Find each line in the listing below that contains the word "edge", and copy those lines.

--- START OF RECORD EXTRACTS ---

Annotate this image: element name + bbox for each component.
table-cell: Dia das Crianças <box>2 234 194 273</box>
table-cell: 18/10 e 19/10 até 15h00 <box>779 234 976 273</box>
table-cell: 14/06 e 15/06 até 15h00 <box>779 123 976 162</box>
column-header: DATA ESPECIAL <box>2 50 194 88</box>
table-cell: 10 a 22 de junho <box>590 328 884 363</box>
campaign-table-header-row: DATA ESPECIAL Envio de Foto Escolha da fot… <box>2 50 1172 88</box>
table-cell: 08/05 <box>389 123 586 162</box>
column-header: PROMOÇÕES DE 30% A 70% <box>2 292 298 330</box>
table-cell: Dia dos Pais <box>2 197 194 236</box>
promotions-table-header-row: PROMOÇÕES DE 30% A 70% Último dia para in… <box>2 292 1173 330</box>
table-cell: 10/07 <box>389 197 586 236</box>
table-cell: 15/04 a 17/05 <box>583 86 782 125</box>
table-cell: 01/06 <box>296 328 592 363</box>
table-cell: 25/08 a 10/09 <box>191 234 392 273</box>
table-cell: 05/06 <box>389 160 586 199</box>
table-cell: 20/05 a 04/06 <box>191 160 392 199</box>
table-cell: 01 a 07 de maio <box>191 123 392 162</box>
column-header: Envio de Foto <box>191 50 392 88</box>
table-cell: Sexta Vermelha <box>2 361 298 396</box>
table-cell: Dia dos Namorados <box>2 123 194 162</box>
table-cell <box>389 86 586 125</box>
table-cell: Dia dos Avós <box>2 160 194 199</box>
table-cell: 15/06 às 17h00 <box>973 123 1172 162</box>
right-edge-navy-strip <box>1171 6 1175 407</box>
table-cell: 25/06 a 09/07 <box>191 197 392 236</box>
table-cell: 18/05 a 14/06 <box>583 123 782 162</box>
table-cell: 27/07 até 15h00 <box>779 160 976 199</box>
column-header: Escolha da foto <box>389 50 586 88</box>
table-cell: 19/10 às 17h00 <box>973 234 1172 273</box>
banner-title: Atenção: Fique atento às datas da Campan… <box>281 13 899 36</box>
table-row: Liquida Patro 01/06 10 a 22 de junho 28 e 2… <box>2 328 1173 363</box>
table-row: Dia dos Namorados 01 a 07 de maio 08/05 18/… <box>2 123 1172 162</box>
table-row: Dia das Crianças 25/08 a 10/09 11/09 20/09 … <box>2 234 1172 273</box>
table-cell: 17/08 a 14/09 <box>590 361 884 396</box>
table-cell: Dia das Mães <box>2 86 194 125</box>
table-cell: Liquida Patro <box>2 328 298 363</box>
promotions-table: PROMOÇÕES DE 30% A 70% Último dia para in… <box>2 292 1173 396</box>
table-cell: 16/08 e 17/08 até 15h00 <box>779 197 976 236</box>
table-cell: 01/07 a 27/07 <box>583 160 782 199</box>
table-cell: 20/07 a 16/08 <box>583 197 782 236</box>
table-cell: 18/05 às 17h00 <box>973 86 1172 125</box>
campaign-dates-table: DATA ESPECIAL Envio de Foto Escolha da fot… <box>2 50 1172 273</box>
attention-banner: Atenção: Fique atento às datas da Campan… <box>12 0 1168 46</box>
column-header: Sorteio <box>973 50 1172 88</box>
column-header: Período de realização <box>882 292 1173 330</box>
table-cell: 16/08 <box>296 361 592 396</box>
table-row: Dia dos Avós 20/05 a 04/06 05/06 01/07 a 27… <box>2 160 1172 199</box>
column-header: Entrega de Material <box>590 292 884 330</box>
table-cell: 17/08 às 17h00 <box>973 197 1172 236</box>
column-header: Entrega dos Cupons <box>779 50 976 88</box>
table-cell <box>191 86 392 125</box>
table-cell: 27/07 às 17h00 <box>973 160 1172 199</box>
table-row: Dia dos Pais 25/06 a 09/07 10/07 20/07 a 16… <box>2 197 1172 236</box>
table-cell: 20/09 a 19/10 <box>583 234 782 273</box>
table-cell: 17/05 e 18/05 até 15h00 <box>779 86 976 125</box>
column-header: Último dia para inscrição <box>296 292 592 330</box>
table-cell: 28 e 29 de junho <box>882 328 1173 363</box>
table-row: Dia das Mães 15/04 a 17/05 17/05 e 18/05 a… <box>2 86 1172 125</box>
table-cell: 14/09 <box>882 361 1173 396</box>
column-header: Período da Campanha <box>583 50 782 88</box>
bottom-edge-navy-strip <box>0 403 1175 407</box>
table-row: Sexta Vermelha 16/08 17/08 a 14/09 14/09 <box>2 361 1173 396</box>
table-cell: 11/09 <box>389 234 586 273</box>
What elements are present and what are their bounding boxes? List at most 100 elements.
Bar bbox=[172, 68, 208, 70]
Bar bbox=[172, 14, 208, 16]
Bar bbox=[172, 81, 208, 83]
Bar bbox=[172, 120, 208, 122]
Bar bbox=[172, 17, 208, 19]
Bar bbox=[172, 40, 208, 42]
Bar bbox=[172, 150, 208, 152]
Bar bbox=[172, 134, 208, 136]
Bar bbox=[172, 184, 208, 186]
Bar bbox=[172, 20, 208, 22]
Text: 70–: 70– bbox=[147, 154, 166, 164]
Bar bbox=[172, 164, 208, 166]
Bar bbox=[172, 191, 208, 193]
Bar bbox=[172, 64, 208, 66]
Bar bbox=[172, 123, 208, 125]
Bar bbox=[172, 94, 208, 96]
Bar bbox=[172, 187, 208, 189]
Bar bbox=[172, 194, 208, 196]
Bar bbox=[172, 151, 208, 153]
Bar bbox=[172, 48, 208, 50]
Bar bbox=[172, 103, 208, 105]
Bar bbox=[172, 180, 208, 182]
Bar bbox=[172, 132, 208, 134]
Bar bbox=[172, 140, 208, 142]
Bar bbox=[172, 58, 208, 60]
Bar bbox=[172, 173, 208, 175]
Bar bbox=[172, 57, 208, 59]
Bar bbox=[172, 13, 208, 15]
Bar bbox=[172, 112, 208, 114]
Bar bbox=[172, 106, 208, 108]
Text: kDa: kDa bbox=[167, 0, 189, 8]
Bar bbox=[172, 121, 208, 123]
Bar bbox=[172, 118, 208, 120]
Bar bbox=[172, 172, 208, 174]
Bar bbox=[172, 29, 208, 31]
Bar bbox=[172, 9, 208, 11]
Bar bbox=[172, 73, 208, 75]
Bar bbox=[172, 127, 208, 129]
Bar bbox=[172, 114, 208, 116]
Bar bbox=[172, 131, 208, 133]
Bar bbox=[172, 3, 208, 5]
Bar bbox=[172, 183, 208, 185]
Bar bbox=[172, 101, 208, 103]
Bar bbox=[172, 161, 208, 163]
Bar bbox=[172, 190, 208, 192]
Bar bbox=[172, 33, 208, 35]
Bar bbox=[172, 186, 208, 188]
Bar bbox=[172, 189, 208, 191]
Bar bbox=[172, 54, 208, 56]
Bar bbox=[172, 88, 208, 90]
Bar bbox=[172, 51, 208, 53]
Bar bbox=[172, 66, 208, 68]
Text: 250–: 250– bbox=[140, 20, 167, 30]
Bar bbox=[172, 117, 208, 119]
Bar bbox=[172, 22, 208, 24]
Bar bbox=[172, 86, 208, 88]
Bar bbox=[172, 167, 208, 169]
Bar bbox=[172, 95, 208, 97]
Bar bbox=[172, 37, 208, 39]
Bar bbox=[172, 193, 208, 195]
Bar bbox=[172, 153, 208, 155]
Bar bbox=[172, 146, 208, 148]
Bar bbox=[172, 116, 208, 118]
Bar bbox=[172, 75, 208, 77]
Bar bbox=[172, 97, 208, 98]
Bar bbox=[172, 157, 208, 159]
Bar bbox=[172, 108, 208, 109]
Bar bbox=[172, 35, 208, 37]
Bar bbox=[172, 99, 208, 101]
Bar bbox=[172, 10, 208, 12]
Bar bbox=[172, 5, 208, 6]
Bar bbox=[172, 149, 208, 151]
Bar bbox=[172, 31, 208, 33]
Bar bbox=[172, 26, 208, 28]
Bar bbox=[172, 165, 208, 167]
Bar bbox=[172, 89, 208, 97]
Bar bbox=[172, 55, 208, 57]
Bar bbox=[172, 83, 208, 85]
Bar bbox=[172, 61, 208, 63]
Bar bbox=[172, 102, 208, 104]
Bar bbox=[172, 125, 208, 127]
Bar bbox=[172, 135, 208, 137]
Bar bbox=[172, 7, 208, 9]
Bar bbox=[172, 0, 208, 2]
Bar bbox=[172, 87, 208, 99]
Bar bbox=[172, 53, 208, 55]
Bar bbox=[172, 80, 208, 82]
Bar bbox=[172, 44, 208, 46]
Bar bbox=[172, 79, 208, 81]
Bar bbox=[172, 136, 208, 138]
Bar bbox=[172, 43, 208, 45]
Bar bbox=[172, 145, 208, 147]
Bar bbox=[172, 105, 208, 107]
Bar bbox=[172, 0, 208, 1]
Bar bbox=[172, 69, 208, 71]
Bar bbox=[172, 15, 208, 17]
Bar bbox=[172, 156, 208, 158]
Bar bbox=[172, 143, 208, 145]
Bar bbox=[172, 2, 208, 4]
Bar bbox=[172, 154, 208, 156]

--- END OF RECORD EXTRACTS ---

SOLUTION BELOW:
right-edge-navy-strip <box>1171 6 1175 407</box>
bottom-edge-navy-strip <box>0 403 1175 407</box>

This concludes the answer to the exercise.